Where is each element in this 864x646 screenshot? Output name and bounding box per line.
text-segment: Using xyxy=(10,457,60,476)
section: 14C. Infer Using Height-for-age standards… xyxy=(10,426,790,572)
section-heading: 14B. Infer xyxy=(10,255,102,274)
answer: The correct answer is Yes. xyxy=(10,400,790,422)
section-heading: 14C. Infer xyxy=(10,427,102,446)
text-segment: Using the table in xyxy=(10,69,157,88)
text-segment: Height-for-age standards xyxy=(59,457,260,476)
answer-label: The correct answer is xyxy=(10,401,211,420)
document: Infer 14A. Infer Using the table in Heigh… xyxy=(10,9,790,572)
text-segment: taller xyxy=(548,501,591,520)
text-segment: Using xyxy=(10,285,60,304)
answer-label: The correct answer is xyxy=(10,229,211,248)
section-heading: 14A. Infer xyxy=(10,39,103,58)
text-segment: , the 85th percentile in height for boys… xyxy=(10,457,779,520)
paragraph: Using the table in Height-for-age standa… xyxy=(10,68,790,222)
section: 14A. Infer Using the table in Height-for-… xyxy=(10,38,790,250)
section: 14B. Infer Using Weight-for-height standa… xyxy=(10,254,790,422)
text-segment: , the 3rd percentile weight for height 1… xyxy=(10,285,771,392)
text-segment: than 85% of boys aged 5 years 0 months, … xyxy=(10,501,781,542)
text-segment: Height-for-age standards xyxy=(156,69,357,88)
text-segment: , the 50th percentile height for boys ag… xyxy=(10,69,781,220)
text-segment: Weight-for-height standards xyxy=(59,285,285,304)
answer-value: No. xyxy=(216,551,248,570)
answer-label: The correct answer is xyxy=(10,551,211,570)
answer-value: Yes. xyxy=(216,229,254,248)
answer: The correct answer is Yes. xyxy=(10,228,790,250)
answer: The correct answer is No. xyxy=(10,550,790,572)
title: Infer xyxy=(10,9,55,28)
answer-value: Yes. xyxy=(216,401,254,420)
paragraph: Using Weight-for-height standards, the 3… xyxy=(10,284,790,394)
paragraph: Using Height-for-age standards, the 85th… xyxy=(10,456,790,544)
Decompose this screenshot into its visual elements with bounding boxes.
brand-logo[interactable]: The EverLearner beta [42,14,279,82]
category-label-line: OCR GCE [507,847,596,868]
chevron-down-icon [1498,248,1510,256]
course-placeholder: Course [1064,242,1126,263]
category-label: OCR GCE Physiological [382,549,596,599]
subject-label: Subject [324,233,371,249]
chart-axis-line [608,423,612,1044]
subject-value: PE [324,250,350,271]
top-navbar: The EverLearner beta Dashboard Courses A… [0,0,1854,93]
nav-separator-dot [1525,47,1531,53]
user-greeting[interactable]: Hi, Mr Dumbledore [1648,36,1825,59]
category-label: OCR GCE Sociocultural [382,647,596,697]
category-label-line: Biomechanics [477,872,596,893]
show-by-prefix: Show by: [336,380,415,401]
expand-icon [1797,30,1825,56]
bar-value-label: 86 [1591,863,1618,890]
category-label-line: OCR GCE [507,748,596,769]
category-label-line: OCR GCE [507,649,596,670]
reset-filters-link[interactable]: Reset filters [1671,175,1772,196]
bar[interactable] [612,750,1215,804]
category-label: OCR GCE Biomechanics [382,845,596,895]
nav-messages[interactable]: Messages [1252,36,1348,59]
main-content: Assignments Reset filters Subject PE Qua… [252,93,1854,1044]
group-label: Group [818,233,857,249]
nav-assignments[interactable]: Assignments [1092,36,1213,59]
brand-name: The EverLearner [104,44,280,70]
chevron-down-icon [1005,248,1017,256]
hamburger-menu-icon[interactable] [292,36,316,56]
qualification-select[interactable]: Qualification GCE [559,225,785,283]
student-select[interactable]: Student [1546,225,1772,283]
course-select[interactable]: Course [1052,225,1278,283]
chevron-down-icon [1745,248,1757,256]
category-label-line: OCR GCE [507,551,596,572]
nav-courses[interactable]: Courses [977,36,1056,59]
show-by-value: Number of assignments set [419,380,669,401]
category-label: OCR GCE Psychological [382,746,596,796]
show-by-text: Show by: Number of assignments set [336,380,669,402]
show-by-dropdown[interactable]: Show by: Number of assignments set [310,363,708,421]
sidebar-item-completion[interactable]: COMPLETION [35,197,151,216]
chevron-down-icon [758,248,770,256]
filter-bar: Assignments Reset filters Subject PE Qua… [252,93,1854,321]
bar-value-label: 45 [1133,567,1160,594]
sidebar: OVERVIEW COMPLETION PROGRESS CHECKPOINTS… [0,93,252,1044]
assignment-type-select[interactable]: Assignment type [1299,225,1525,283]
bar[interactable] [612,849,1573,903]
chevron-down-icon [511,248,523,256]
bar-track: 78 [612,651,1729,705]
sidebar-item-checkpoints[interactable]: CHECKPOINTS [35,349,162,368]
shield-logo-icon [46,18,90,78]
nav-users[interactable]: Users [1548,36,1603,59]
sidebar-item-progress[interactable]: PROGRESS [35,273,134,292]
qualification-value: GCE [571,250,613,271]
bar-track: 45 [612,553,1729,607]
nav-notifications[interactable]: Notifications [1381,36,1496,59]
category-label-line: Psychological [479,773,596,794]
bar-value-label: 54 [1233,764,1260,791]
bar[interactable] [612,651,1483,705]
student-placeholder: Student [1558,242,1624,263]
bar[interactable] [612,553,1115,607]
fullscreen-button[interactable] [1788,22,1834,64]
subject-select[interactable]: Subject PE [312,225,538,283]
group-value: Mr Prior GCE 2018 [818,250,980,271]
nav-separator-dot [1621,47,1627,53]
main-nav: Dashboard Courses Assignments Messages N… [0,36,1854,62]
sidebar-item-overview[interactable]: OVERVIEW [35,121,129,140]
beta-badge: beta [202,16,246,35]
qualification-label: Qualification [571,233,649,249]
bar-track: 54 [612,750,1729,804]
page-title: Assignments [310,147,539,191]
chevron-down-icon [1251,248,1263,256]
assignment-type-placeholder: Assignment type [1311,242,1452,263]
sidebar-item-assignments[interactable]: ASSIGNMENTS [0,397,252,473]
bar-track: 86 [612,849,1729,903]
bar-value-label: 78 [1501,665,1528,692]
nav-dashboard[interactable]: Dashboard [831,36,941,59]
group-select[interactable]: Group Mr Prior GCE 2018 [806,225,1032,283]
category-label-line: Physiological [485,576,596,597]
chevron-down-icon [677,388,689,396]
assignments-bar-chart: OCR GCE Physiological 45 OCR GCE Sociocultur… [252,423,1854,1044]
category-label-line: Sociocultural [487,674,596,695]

◆ ◆ ◆ ◆ ◆

## PROBLEM REQUIREMENTS
Copy every row above exactly as it is, line for line.

## OUTPUT
Where is each element in this 864x646 screenshot? Output name and bounding box per line.
text-segment: Using xyxy=(10,457,60,476)
section: 14C. Infer Using Height-for-age standards… xyxy=(10,426,790,572)
section-heading: 14B. Infer xyxy=(10,255,102,274)
answer: The correct answer is Yes. xyxy=(10,400,790,422)
section-heading: 14C. Infer xyxy=(10,427,102,446)
text-segment: Using the table in xyxy=(10,69,157,88)
text-segment: Height-for-age standards xyxy=(59,457,260,476)
answer-label: The correct answer is xyxy=(10,401,211,420)
document: Infer 14A. Infer Using the table in Heigh… xyxy=(10,9,790,572)
text-segment: taller xyxy=(548,501,591,520)
text-segment: Using xyxy=(10,285,60,304)
answer-label: The correct answer is xyxy=(10,229,211,248)
section-heading: 14A. Infer xyxy=(10,39,103,58)
text-segment: , the 85th percentile in height for boys… xyxy=(10,457,779,520)
paragraph: Using the table in Height-for-age standa… xyxy=(10,68,790,222)
section: 14A. Infer Using the table in Height-for-… xyxy=(10,38,790,250)
section: 14B. Infer Using Weight-for-height standa… xyxy=(10,254,790,422)
text-segment: , the 3rd percentile weight for height 1… xyxy=(10,285,771,392)
text-segment: than 85% of boys aged 5 years 0 months, … xyxy=(10,501,781,542)
text-segment: Height-for-age standards xyxy=(156,69,357,88)
text-segment: , the 50th percentile height for boys ag… xyxy=(10,69,781,220)
text-segment: Weight-for-height standards xyxy=(59,285,285,304)
answer-value: No. xyxy=(216,551,248,570)
answer-label: The correct answer is xyxy=(10,551,211,570)
answer-value: Yes. xyxy=(216,229,254,248)
answer: The correct answer is Yes. xyxy=(10,228,790,250)
answer: The correct answer is No. xyxy=(10,550,790,572)
title: Infer xyxy=(10,9,55,28)
answer-value: Yes. xyxy=(216,401,254,420)
paragraph: Using Weight-for-height standards, the 3… xyxy=(10,284,790,394)
paragraph: Using Height-for-age standards, the 85th… xyxy=(10,456,790,544)
Decompose this screenshot into its visual elements with bounding boxes.
brand-logo[interactable]: The EverLearner beta [42,14,279,82]
category-label-line: OCR GCE [507,847,596,868]
chevron-down-icon [1498,248,1510,256]
course-placeholder: Course [1064,242,1126,263]
category-label: OCR GCE Physiological [382,549,596,599]
subject-label: Subject [324,233,371,249]
chart-axis-line [608,423,612,1044]
subject-value: PE [324,250,350,271]
top-navbar: The EverLearner beta Dashboard Courses A… [0,0,1854,93]
nav-separator-dot [1525,47,1531,53]
user-greeting[interactable]: Hi, Mr Dumbledore [1648,36,1825,59]
category-label: OCR GCE Sociocultural [382,647,596,697]
category-label-line: Biomechanics [477,872,596,893]
show-by-prefix: Show by: [336,380,415,401]
expand-icon [1797,30,1825,56]
bar-value-label: 86 [1591,863,1618,890]
category-label-line: OCR GCE [507,748,596,769]
category-label-line: OCR GCE [507,649,596,670]
reset-filters-link[interactable]: Reset filters [1671,175,1772,196]
bar[interactable] [612,750,1215,804]
category-label: OCR GCE Biomechanics [382,845,596,895]
nav-messages[interactable]: Messages [1252,36,1348,59]
main-content: Assignments Reset filters Subject PE Qua… [252,93,1854,1044]
group-label: Group [818,233,857,249]
nav-assignments[interactable]: Assignments [1092,36,1213,59]
brand-name: The EverLearner [104,44,280,70]
chevron-down-icon [1005,248,1017,256]
hamburger-menu-icon[interactable] [292,36,316,56]
qualification-select[interactable]: Qualification GCE [559,225,785,283]
student-select[interactable]: Student [1546,225,1772,283]
course-select[interactable]: Course [1052,225,1278,283]
chevron-down-icon [1745,248,1757,256]
category-label-line: OCR GCE [507,551,596,572]
nav-courses[interactable]: Courses [977,36,1056,59]
show-by-value: Number of assignments set [419,380,669,401]
category-label: OCR GCE Psychological [382,746,596,796]
show-by-text: Show by: Number of assignments set [336,380,669,402]
show-by-dropdown[interactable]: Show by: Number of assignments set [310,363,708,421]
sidebar-item-completion[interactable]: COMPLETION [35,197,151,216]
chevron-down-icon [758,248,770,256]
filter-bar: Assignments Reset filters Subject PE Qua… [252,93,1854,321]
bar-value-label: 45 [1133,567,1160,594]
sidebar: OVERVIEW COMPLETION PROGRESS CHECKPOINTS… [0,93,252,1044]
assignment-type-select[interactable]: Assignment type [1299,225,1525,283]
bar[interactable] [612,849,1573,903]
chevron-down-icon [511,248,523,256]
bar-track: 78 [612,651,1729,705]
sidebar-item-checkpoints[interactable]: CHECKPOINTS [35,349,162,368]
shield-logo-icon [46,18,90,78]
nav-users[interactable]: Users [1548,36,1603,59]
sidebar-item-progress[interactable]: PROGRESS [35,273,134,292]
qualification-value: GCE [571,250,613,271]
bar-track: 45 [612,553,1729,607]
nav-notifications[interactable]: Notifications [1381,36,1496,59]
category-label-line: Psychological [479,773,596,794]
bar-value-label: 54 [1233,764,1260,791]
bar[interactable] [612,651,1483,705]
student-placeholder: Student [1558,242,1624,263]
bar[interactable] [612,553,1115,607]
fullscreen-button[interactable] [1788,22,1834,64]
subject-select[interactable]: Subject PE [312,225,538,283]
group-value: Mr Prior GCE 2018 [818,250,980,271]
nav-separator-dot [1621,47,1627,53]
main-nav: Dashboard Courses Assignments Messages N… [0,36,1854,62]
sidebar-item-overview[interactable]: OVERVIEW [35,121,129,140]
beta-badge: beta [202,16,246,35]
qualification-label: Qualification [571,233,649,249]
bar-track: 54 [612,750,1729,804]
page-title: Assignments [310,147,539,191]
chevron-down-icon [1251,248,1263,256]
assignment-type-placeholder: Assignment type [1311,242,1452,263]
sidebar-item-assignments[interactable]: ASSIGNMENTS [0,397,252,473]
bar-track: 86 [612,849,1729,903]
bar-value-label: 78 [1501,665,1528,692]
nav-dashboard[interactable]: Dashboard [831,36,941,59]
group-select[interactable]: Group Mr Prior GCE 2018 [806,225,1032,283]
category-label-line: Physiological [485,576,596,597]
chevron-down-icon [677,388,689,396]
assignments-bar-chart: OCR GCE Physiological 45 OCR GCE Sociocultur… [252,423,1854,1044]
category-label-line: Sociocultural [487,674,596,695]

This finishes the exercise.